(What is expected) Using the listing below, please gather every line containing the word "title".
Start of Recorded data
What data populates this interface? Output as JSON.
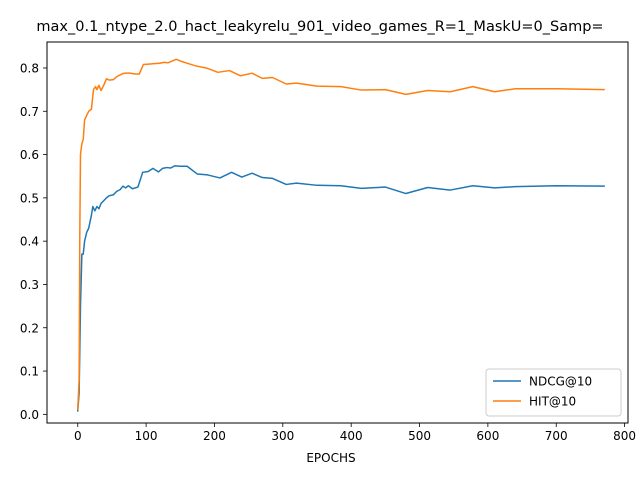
{
  "chart_data": {
    "type": "line",
    "title": "max_0.1_ntype_2.0_hact_leakyrelu_901_video_games_R=1_MaskU=0_Samp=",
    "xlabel": "EPOCHS",
    "ylabel": "",
    "xlim": [
      -45,
      805
    ],
    "ylim": [
      -0.02,
      0.86
    ],
    "xticks": [
      0,
      100,
      200,
      300,
      400,
      500,
      600,
      700,
      800
    ],
    "yticks": [
      0.0,
      0.1,
      0.2,
      0.3,
      0.4,
      0.5,
      0.6,
      0.7,
      0.8
    ],
    "grid": false,
    "legend_position": "lower-right",
    "series": [
      {
        "name": "NDCG@10",
        "color": "#1f77b4",
        "points": [
          [
            0,
            0.008
          ],
          [
            2,
            0.05
          ],
          [
            4,
            0.25
          ],
          [
            6,
            0.37
          ],
          [
            8,
            0.37
          ],
          [
            10,
            0.4
          ],
          [
            13,
            0.42
          ],
          [
            16,
            0.43
          ],
          [
            20,
            0.46
          ],
          [
            22,
            0.48
          ],
          [
            25,
            0.47
          ],
          [
            28,
            0.48
          ],
          [
            31,
            0.475
          ],
          [
            34,
            0.487
          ],
          [
            37,
            0.492
          ],
          [
            42,
            0.5
          ],
          [
            46,
            0.505
          ],
          [
            52,
            0.507
          ],
          [
            57,
            0.515
          ],
          [
            62,
            0.519
          ],
          [
            66,
            0.527
          ],
          [
            70,
            0.523
          ],
          [
            74,
            0.528
          ],
          [
            80,
            0.521
          ],
          [
            88,
            0.525
          ],
          [
            95,
            0.559
          ],
          [
            103,
            0.561
          ],
          [
            110,
            0.568
          ],
          [
            118,
            0.56
          ],
          [
            124,
            0.568
          ],
          [
            130,
            0.57
          ],
          [
            136,
            0.569
          ],
          [
            142,
            0.574
          ],
          [
            150,
            0.573
          ],
          [
            160,
            0.573
          ],
          [
            175,
            0.555
          ],
          [
            190,
            0.553
          ],
          [
            208,
            0.546
          ],
          [
            225,
            0.559
          ],
          [
            240,
            0.548
          ],
          [
            255,
            0.557
          ],
          [
            270,
            0.547
          ],
          [
            285,
            0.545
          ],
          [
            305,
            0.531
          ],
          [
            320,
            0.534
          ],
          [
            350,
            0.529
          ],
          [
            385,
            0.528
          ],
          [
            415,
            0.522
          ],
          [
            450,
            0.525
          ],
          [
            480,
            0.51
          ],
          [
            512,
            0.524
          ],
          [
            545,
            0.518
          ],
          [
            578,
            0.528
          ],
          [
            610,
            0.523
          ],
          [
            640,
            0.526
          ],
          [
            700,
            0.528
          ],
          [
            770,
            0.527
          ]
        ]
      },
      {
        "name": "HIT@10",
        "color": "#ff7f0e",
        "points": [
          [
            0,
            0.012
          ],
          [
            2,
            0.08
          ],
          [
            3,
            0.42
          ],
          [
            4,
            0.6
          ],
          [
            6,
            0.625
          ],
          [
            8,
            0.635
          ],
          [
            10,
            0.68
          ],
          [
            13,
            0.69
          ],
          [
            16,
            0.7
          ],
          [
            20,
            0.705
          ],
          [
            23,
            0.75
          ],
          [
            26,
            0.757
          ],
          [
            28,
            0.75
          ],
          [
            31,
            0.76
          ],
          [
            34,
            0.748
          ],
          [
            38,
            0.76
          ],
          [
            42,
            0.775
          ],
          [
            46,
            0.772
          ],
          [
            52,
            0.773
          ],
          [
            57,
            0.78
          ],
          [
            62,
            0.784
          ],
          [
            66,
            0.787
          ],
          [
            70,
            0.788
          ],
          [
            76,
            0.788
          ],
          [
            84,
            0.786
          ],
          [
            90,
            0.786
          ],
          [
            96,
            0.808
          ],
          [
            104,
            0.809
          ],
          [
            112,
            0.81
          ],
          [
            120,
            0.811
          ],
          [
            126,
            0.813
          ],
          [
            132,
            0.812
          ],
          [
            138,
            0.816
          ],
          [
            144,
            0.82
          ],
          [
            152,
            0.815
          ],
          [
            160,
            0.811
          ],
          [
            172,
            0.805
          ],
          [
            188,
            0.8
          ],
          [
            205,
            0.79
          ],
          [
            222,
            0.794
          ],
          [
            238,
            0.782
          ],
          [
            255,
            0.788
          ],
          [
            270,
            0.776
          ],
          [
            285,
            0.778
          ],
          [
            305,
            0.763
          ],
          [
            320,
            0.765
          ],
          [
            350,
            0.758
          ],
          [
            385,
            0.757
          ],
          [
            415,
            0.749
          ],
          [
            450,
            0.75
          ],
          [
            480,
            0.739
          ],
          [
            512,
            0.748
          ],
          [
            545,
            0.745
          ],
          [
            578,
            0.757
          ],
          [
            610,
            0.745
          ],
          [
            640,
            0.752
          ],
          [
            700,
            0.752
          ],
          [
            770,
            0.75
          ]
        ]
      }
    ]
  }
}
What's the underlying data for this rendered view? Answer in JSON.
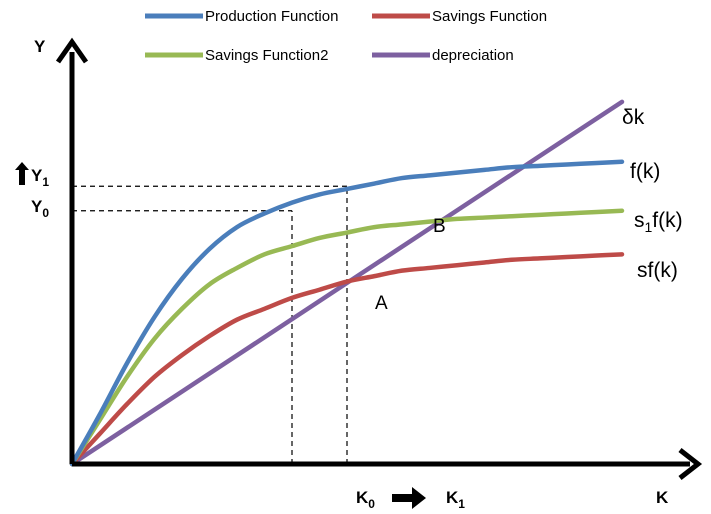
{
  "chart_data": {
    "type": "line",
    "title": "",
    "xlabel": "K",
    "ylabel": "Y",
    "xlim": [
      0,
      1
    ],
    "ylim": [
      0,
      1.3
    ],
    "legend": {
      "placement": "top",
      "entries": [
        {
          "name": "Production Function",
          "color": "#4a7ebb"
        },
        {
          "name": "Savings Function",
          "color": "#be4b48"
        },
        {
          "name": "Savings Function2",
          "color": "#98b954"
        },
        {
          "name": "depreciation",
          "color": "#7d60a0"
        }
      ]
    },
    "series": [
      {
        "name": "Production Function",
        "label": "f(k)",
        "color": "#4a7ebb",
        "x": [
          0,
          0.05,
          0.1,
          0.15,
          0.2,
          0.25,
          0.3,
          0.35,
          0.4,
          0.45,
          0.5,
          0.55,
          0.6,
          0.65,
          0.7,
          0.75,
          0.8,
          0.85,
          0.9,
          0.95,
          1.0
        ],
        "y": [
          0,
          0.18,
          0.37,
          0.54,
          0.68,
          0.79,
          0.87,
          0.92,
          0.96,
          0.99,
          1.01,
          1.03,
          1.05,
          1.06,
          1.07,
          1.08,
          1.09,
          1.095,
          1.1,
          1.105,
          1.11
        ]
      },
      {
        "name": "Savings Function2",
        "label": "s1f(k)",
        "color": "#98b954",
        "x": [
          0,
          0.05,
          0.1,
          0.15,
          0.2,
          0.25,
          0.3,
          0.35,
          0.4,
          0.45,
          0.5,
          0.55,
          0.6,
          0.65,
          0.7,
          0.75,
          0.8,
          0.85,
          0.9,
          0.95,
          1.0
        ],
        "y": [
          0,
          0.16,
          0.32,
          0.46,
          0.57,
          0.66,
          0.72,
          0.77,
          0.8,
          0.83,
          0.85,
          0.87,
          0.88,
          0.89,
          0.9,
          0.905,
          0.91,
          0.915,
          0.92,
          0.925,
          0.93
        ]
      },
      {
        "name": "Savings Function",
        "label": "sf(k)",
        "color": "#be4b48",
        "x": [
          0,
          0.05,
          0.1,
          0.15,
          0.2,
          0.25,
          0.3,
          0.35,
          0.4,
          0.45,
          0.5,
          0.55,
          0.6,
          0.65,
          0.7,
          0.75,
          0.8,
          0.85,
          0.9,
          0.95,
          1.0
        ],
        "y": [
          0,
          0.11,
          0.22,
          0.32,
          0.4,
          0.47,
          0.53,
          0.57,
          0.61,
          0.64,
          0.67,
          0.69,
          0.71,
          0.72,
          0.73,
          0.74,
          0.75,
          0.755,
          0.76,
          0.765,
          0.77
        ]
      },
      {
        "name": "depreciation",
        "label": "δk",
        "color": "#7d60a0",
        "x": [
          0,
          1.0
        ],
        "y": [
          0,
          1.33
        ]
      }
    ],
    "reference_lines": [
      {
        "kind": "horizontal",
        "label": "Y1",
        "y": 1.02,
        "x_to": 0.5
      },
      {
        "kind": "horizontal",
        "label": "Y0",
        "y": 0.93,
        "x_to": 0.4
      },
      {
        "kind": "vertical",
        "label": "K0",
        "x": 0.4
      },
      {
        "kind": "vertical",
        "label": "K1",
        "x": 0.5
      }
    ],
    "points": [
      {
        "label": "A",
        "x": 0.4,
        "y": 0.55
      },
      {
        "label": "B",
        "x": 0.5,
        "y": 0.73
      }
    ],
    "annotations": {
      "y1_main": "Y",
      "y1_sub": "1",
      "y0_main": "Y",
      "y0_sub": "0",
      "k0_main": "K",
      "k0_sub": "0",
      "k1_main": "K",
      "k1_sub": "1",
      "s1f_pre": "s",
      "s1f_sub": "1",
      "s1f_post": "f(k)"
    },
    "grid": false
  }
}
End of Recorded data
(Exercise solution)
    "title": "max_0.1_ntype_2.0_hact_leakyrelu_901_video_games_R=1_MaskU=0_Samp=",
    "title": "",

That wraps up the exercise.